▶ [ROWS]:
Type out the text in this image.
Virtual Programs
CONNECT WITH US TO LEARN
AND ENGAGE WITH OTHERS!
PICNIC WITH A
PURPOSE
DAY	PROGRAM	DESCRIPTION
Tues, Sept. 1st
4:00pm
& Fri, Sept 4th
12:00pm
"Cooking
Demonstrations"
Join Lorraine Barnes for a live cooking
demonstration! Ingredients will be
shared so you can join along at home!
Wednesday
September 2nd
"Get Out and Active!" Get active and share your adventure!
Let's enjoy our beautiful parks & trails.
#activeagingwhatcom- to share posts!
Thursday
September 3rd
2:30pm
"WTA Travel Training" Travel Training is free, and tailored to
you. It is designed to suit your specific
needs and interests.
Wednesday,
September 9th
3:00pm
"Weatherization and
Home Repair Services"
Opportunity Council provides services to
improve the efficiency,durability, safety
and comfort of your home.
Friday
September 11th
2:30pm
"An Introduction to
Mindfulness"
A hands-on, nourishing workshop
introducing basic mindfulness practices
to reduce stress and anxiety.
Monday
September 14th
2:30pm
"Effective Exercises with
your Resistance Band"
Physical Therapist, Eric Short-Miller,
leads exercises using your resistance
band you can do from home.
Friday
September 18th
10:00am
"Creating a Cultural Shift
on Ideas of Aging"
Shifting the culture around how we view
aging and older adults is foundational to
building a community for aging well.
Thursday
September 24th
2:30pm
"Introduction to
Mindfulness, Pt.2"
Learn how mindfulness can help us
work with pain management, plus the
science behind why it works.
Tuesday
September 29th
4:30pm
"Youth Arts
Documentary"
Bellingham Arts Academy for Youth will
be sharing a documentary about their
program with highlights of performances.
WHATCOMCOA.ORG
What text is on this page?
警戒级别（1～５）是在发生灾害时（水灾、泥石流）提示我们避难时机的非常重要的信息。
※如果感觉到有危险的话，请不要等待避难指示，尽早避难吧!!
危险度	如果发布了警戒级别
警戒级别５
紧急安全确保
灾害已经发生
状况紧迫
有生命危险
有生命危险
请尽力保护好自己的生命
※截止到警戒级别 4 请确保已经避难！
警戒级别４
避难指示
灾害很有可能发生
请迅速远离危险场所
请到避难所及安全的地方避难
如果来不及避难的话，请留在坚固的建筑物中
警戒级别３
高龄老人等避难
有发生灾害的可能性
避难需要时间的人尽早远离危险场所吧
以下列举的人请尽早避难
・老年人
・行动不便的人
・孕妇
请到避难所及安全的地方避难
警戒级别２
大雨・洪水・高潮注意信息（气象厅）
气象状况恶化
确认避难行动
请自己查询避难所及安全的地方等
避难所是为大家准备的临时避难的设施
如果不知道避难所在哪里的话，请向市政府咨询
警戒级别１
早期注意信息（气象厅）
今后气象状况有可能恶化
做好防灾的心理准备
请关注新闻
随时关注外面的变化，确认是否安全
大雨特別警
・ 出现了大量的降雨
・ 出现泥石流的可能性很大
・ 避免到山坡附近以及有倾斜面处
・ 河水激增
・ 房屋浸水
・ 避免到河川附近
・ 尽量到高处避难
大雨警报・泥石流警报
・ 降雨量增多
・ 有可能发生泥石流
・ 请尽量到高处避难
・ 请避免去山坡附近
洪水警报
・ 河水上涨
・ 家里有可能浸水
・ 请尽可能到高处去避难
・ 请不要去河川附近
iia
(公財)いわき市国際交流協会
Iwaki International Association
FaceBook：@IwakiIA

▶ [TASK TO COMPLETE]: Pick out every line of the listing containing the word "Youth", and show those lines.

▶ [TASK ANSWER]:
"Youth Arts
Bellingham Arts Academy for Youth will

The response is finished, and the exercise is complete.